%%
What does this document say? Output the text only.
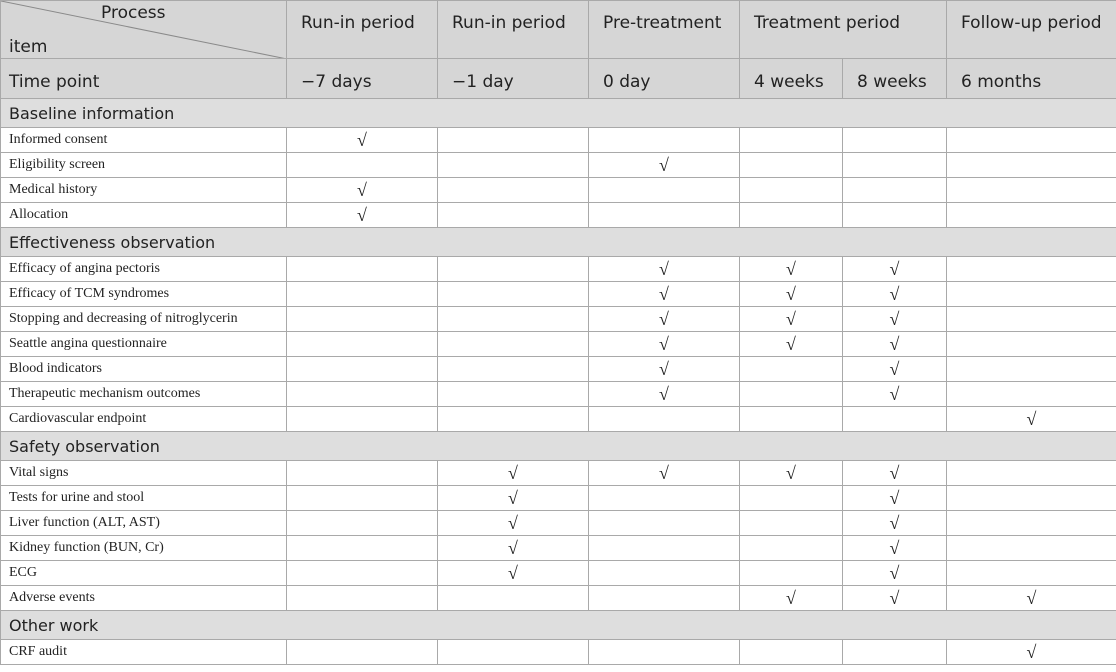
Process
item	Run-in period	Run-in period	Pre-treatment	Treatment period		Follow-up period
Time point	−7 days	−1 day	0 day	4 weeks	8 weeks	6 months
Baseline information						
Informed consent	√					
Eligibility screen			√			
Medical history	√					
Allocation	√					
Effectiveness observation						
Efficacy of angina pectoris			√	√	√	
Efficacy of TCM syndromes			√	√	√	
Stopping and decreasing of nitroglycerin			√	√	√	
Seattle angina questionnaire			√	√	√	
Blood indicators			√		√	
Therapeutic mechanism outcomes			√		√	
Cardiovascular endpoint						√
Safety observation						
Vital signs		√	√	√	√	
Tests for urine and stool		√			√	
Liver function (ALT, AST)		√			√	
Kidney function (BUN, Cr)		√			√	
ECG		√			√	
Adverse events				√	√	√
Other work						
CRF audit						√
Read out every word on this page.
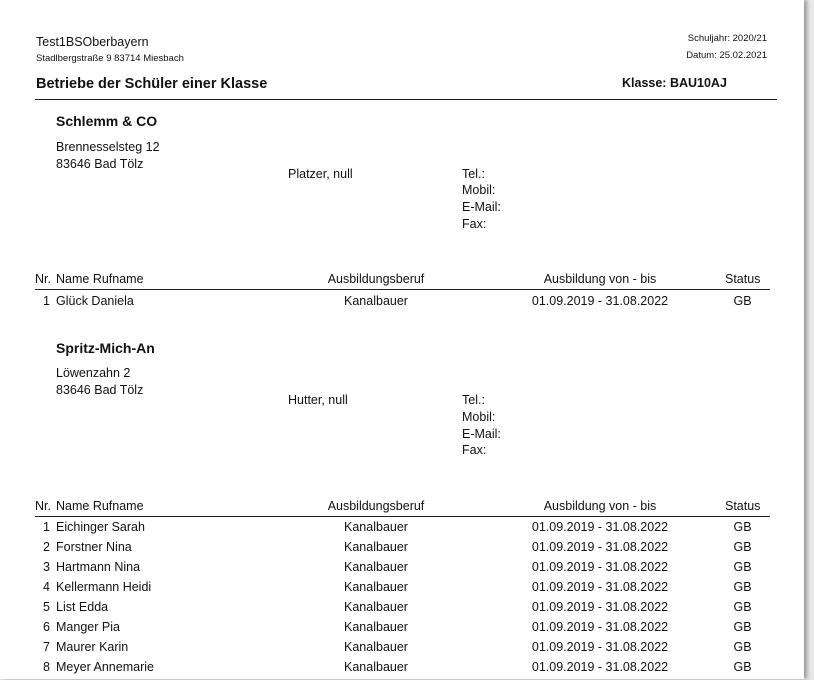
Test1BSOberbayern
Stadlbergstraße 9 83714 Miesbach
Schuljahr: 2020/21
Datum: 25.02.2021
Betriebe der Schüler einer Klasse	Klasse: BAU10AJ
Schlemm & CO
Brennesselsteg 12
83646 Bad Tölz
Platzer, null	Tel.:
Mobil:
E-Mail:
Fax:
Nr. Name Rufname	Ausbildungsberuf	Ausbildung von - bis	Status
1 Glück Daniela	Kanalbauer	01.09.2019 - 31.08.2022	GB
Spritz-Mich-An
Löwenzahn 2
83646 Bad Tölz
Hutter, null	Tel.:
Mobil:
E-Mail:
Fax:
Nr. Name Rufname	Ausbildungsberuf	Ausbildung von - bis	Status
1 Eichinger Sarah	Kanalbauer	01.09.2019 - 31.08.2022	GB
2 Forstner Nina	Kanalbauer	01.09.2019 - 31.08.2022	GB
3 Hartmann Nina	Kanalbauer	01.09.2019 - 31.08.2022	GB
4 Kellermann Heidi	Kanalbauer	01.09.2019 - 31.08.2022	GB
5 List Edda	Kanalbauer	01.09.2019 - 31.08.2022	GB
6 Manger Pia	Kanalbauer	01.09.2019 - 31.08.2022	GB
7 Maurer Karin	Kanalbauer	01.09.2019 - 31.08.2022	GB
8 Meyer Annemarie	Kanalbauer	01.09.2019 - 31.08.2022	GB
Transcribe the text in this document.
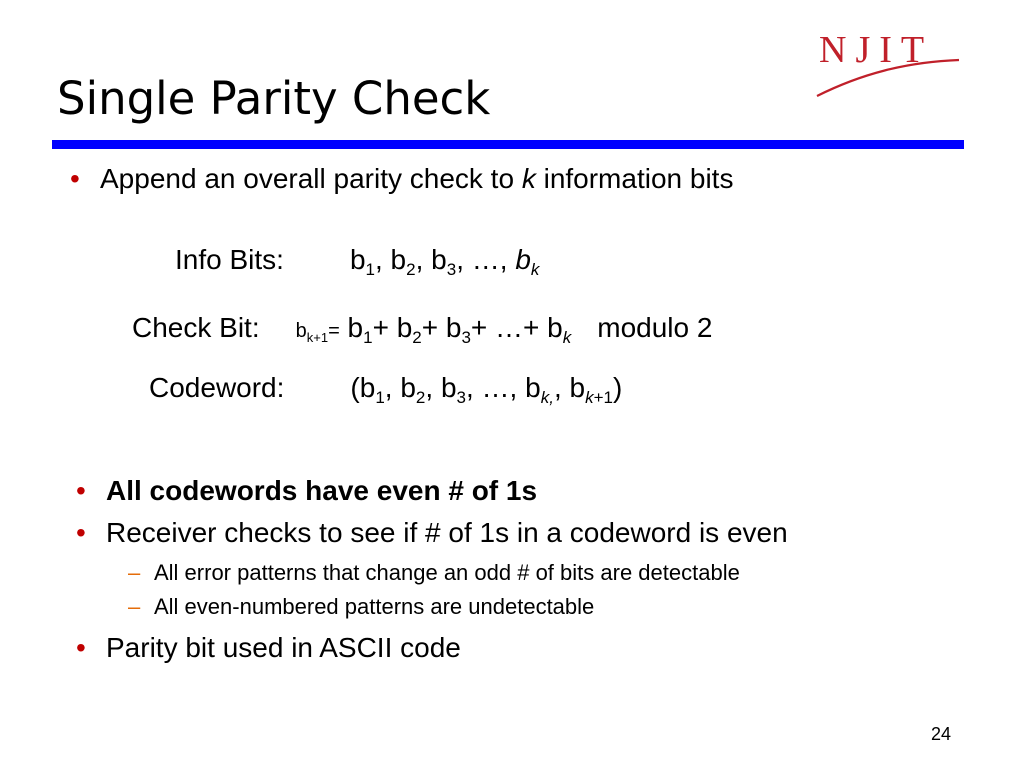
Single Parity Check
NJIT
• Append an overall parity check to k information bits
Info Bits: $b_1$, $b_2$, $b_3$, …, $b_k$
Check Bit: $b_{k+1}= b_1+ b_2+ b_3+$ …+ $b_k$ modulo 2
Codeword: ($b_1$, $b_2$, $b_3$, …, $b_{k,}$, $b_{k+1}$)
• All codewords have even # of 1s
• Receiver checks to see if # of 1s in a codeword is even
– All error patterns that change an odd # of bits are detectable
– All even-numbered patterns are undetectable
• Parity bit used in ASCII code
24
%%
--- EXERCISE GOAL ---
Reproduce the material in its entirety and word for word, without the pictures.

--- WORKED SOLUTION ---
What does this document say? Output the text only.
Process
item	Run-in period	Run-in period	Pre-treatment	Treatment period		Follow-up period
Time point	−7 days	−1 day	0 day	4 weeks	8 weeks	6 months
Baseline information						
Informed consent	√					
Eligibility screen			√			
Medical history	√					
Allocation	√					
Effectiveness observation						
Efficacy of angina pectoris			√	√	√	
Efficacy of TCM syndromes			√	√	√	
Stopping and decreasing of nitroglycerin			√	√	√	
Seattle angina questionnaire			√	√	√	
Blood indicators			√		√	
Therapeutic mechanism outcomes			√		√	
Cardiovascular endpoint						√
Safety observation						
Vital signs		√	√	√	√	
Tests for urine and stool		√			√	
Liver function (ALT, AST)		√			√	
Kidney function (BUN, Cr)		√			√	
ECG		√			√	
Adverse events				√	√	√
Other work						
CRF audit						√
Read out every word on this page.
Test1BSOberbayern
Stadlbergstraße 9 83714 Miesbach
Schuljahr: 2020/21
Datum: 25.02.2021
Betriebe der Schüler einer Klasse	Klasse: BAU10AJ
Schlemm & CO
Brennesselsteg 12
83646 Bad Tölz
Platzer, null	Tel.:
Mobil:
E-Mail:
Fax:
Nr. Name Rufname	Ausbildungsberuf	Ausbildung von - bis	Status
1 Glück Daniela	Kanalbauer	01.09.2019 - 31.08.2022	GB
Spritz-Mich-An
Löwenzahn 2
83646 Bad Tölz
Hutter, null	Tel.:
Mobil:
E-Mail:
Fax:
Nr. Name Rufname	Ausbildungsberuf	Ausbildung von - bis	Status
1 Eichinger Sarah	Kanalbauer	01.09.2019 - 31.08.2022	GB
2 Forstner Nina	Kanalbauer	01.09.2019 - 31.08.2022	GB
3 Hartmann Nina	Kanalbauer	01.09.2019 - 31.08.2022	GB
4 Kellermann Heidi	Kanalbauer	01.09.2019 - 31.08.2022	GB
5 List Edda	Kanalbauer	01.09.2019 - 31.08.2022	GB
6 Manger Pia	Kanalbauer	01.09.2019 - 31.08.2022	GB
7 Maurer Karin	Kanalbauer	01.09.2019 - 31.08.2022	GB
8 Meyer Annemarie	Kanalbauer	01.09.2019 - 31.08.2022	GB
Transcribe the text in this document.
Single Parity Check
NJIT
• Append an overall parity check to k information bits
Info Bits: $b_1$, $b_2$, $b_3$, …, $b_k$
Check Bit: $b_{k+1}= b_1+ b_2+ b_3+$ …+ $b_k$ modulo 2
Codeword: ($b_1$, $b_2$, $b_3$, …, $b_{k,}$, $b_{k+1}$)
• All codewords have even # of 1s
• Receiver checks to see if # of 1s in a codeword is even
– All error patterns that change an odd # of bits are detectable
– All even-numbered patterns are undetectable
• Parity bit used in ASCII code
24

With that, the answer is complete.